-- begin INPUT ROWS --
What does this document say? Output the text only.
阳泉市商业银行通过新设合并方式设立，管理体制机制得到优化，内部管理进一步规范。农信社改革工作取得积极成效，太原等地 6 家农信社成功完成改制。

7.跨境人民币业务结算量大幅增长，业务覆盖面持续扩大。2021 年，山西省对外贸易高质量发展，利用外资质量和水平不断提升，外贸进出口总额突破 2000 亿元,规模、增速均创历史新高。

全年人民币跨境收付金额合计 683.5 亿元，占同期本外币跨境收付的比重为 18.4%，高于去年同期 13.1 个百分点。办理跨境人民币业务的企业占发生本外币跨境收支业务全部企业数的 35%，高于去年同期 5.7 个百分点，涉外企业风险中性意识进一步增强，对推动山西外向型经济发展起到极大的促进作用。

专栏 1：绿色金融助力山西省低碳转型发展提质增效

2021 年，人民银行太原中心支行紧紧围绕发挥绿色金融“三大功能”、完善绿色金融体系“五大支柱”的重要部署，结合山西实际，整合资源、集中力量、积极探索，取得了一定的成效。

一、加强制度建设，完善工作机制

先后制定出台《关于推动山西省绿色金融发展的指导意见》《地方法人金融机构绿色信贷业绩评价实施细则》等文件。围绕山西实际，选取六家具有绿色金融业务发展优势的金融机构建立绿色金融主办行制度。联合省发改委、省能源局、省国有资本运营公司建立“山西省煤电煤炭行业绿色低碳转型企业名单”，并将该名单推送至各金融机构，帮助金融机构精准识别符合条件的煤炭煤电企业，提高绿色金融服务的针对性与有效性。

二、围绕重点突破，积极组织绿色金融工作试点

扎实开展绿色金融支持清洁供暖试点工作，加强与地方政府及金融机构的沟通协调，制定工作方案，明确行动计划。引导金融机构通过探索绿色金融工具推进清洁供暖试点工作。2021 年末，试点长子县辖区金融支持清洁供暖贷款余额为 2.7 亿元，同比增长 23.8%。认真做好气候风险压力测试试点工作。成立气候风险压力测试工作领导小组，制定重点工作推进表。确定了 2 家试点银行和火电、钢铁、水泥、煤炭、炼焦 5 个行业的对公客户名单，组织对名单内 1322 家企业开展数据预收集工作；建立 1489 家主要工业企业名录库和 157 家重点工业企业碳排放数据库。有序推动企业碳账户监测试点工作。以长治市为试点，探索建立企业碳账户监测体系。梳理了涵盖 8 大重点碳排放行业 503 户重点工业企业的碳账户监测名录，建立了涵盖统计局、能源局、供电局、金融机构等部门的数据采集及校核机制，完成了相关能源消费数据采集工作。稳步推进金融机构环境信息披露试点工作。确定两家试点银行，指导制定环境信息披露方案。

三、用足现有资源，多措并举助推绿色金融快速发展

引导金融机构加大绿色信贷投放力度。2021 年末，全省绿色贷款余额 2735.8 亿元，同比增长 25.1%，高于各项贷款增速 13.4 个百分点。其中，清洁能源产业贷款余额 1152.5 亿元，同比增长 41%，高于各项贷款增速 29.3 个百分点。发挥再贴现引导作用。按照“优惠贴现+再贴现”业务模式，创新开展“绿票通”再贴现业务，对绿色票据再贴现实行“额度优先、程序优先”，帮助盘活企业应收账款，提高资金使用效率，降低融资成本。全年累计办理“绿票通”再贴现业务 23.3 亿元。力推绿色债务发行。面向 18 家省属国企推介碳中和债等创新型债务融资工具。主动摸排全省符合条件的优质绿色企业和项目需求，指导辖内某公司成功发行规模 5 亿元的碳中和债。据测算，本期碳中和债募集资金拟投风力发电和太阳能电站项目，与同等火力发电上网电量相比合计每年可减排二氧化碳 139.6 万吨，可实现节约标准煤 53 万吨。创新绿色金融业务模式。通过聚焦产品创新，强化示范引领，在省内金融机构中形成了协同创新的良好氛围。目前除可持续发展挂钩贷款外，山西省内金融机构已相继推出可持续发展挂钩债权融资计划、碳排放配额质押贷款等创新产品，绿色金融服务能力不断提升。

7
-- end INPUT ROWS --
> _GOAL_
Using the entries above, please restate each one word for word.

> _SOLUTION BELOW_
What does this document say? Output the text only.
阳泉市商业银行通过新设合并方式设立，管理体制机制得到优化，内部管理进一步规范。农信社改革工作取得积极成效，太原等地 6 家农信社成功完成改制。

7.跨境人民币业务结算量大幅增长，业务覆盖面持续扩大。2021 年，山西省对外贸易高质量发展，利用外资质量和水平不断提升，外贸进出口总额突破 2000 亿元,规模、增速均创历史新高。

全年人民币跨境收付金额合计 683.5 亿元，占同期本外币跨境收付的比重为 18.4%，高于去年同期 13.1 个百分点。办理跨境人民币业务的企业占发生本外币跨境收支业务全部企业数的 35%，高于去年同期 5.7 个百分点，涉外企业风险中性意识进一步增强，对推动山西外向型经济发展起到极大的促进作用。

专栏 1：绿色金融助力山西省低碳转型发展提质增效

2021 年，人民银行太原中心支行紧紧围绕发挥绿色金融“三大功能”、完善绿色金融体系“五大支柱”的重要部署，结合山西实际，整合资源、集中力量、积极探索，取得了一定的成效。

一、加强制度建设，完善工作机制

先后制定出台《关于推动山西省绿色金融发展的指导意见》《地方法人金融机构绿色信贷业绩评价实施细则》等文件。围绕山西实际，选取六家具有绿色金融业务发展优势的金融机构建立绿色金融主办行制度。联合省发改委、省能源局、省国有资本运营公司建立“山西省煤电煤炭行业绿色低碳转型企业名单”，并将该名单推送至各金融机构，帮助金融机构精准识别符合条件的煤炭煤电企业，提高绿色金融服务的针对性与有效性。

二、围绕重点突破，积极组织绿色金融工作试点

扎实开展绿色金融支持清洁供暖试点工作，加强与地方政府及金融机构的沟通协调，制定工作方案，明确行动计划。引导金融机构通过探索绿色金融工具推进清洁供暖试点工作。2021 年末，试点长子县辖区金融支持清洁供暖贷款余额为 2.7 亿元，同比增长 23.8%。认真做好气候风险压力测试试点工作。成立气候风险压力测试工作领导小组，制定重点工作推进表。确定了 2 家试点银行和火电、钢铁、水泥、煤炭、炼焦 5 个行业的对公客户名单，组织对名单内 1322 家企业开展数据预收集工作；建立 1489 家主要工业企业名录库和 157 家重点工业企业碳排放数据库。有序推动企业碳账户监测试点工作。以长治市为试点，探索建立企业碳账户监测体系。梳理了涵盖 8 大重点碳排放行业 503 户重点工业企业的碳账户监测名录，建立了涵盖统计局、能源局、供电局、金融机构等部门的数据采集及校核机制，完成了相关能源消费数据采集工作。稳步推进金融机构环境信息披露试点工作。确定两家试点银行，指导制定环境信息披露方案。

三、用足现有资源，多措并举助推绿色金融快速发展

引导金融机构加大绿色信贷投放力度。2021 年末，全省绿色贷款余额 2735.8 亿元，同比增长 25.1%，高于各项贷款增速 13.4 个百分点。其中，清洁能源产业贷款余额 1152.5 亿元，同比增长 41%，高于各项贷款增速 29.3 个百分点。发挥再贴现引导作用。按照“优惠贴现+再贴现”业务模式，创新开展“绿票通”再贴现业务，对绿色票据再贴现实行“额度优先、程序优先”，帮助盘活企业应收账款，提高资金使用效率，降低融资成本。全年累计办理“绿票通”再贴现业务 23.3 亿元。力推绿色债务发行。面向 18 家省属国企推介碳中和债等创新型债务融资工具。主动摸排全省符合条件的优质绿色企业和项目需求，指导辖内某公司成功发行规模 5 亿元的碳中和债。据测算，本期碳中和债募集资金拟投风力发电和太阳能电站项目，与同等火力发电上网电量相比合计每年可减排二氧化碳 139.6 万吨，可实现节约标准煤 53 万吨。创新绿色金融业务模式。通过聚焦产品创新，强化示范引领，在省内金融机构中形成了协同创新的良好氛围。目前除可持续发展挂钩贷款外，山西省内金融机构已相继推出可持续发展挂钩债权融资计划、碳排放配额质押贷款等创新产品，绿色金融服务能力不断提升。

7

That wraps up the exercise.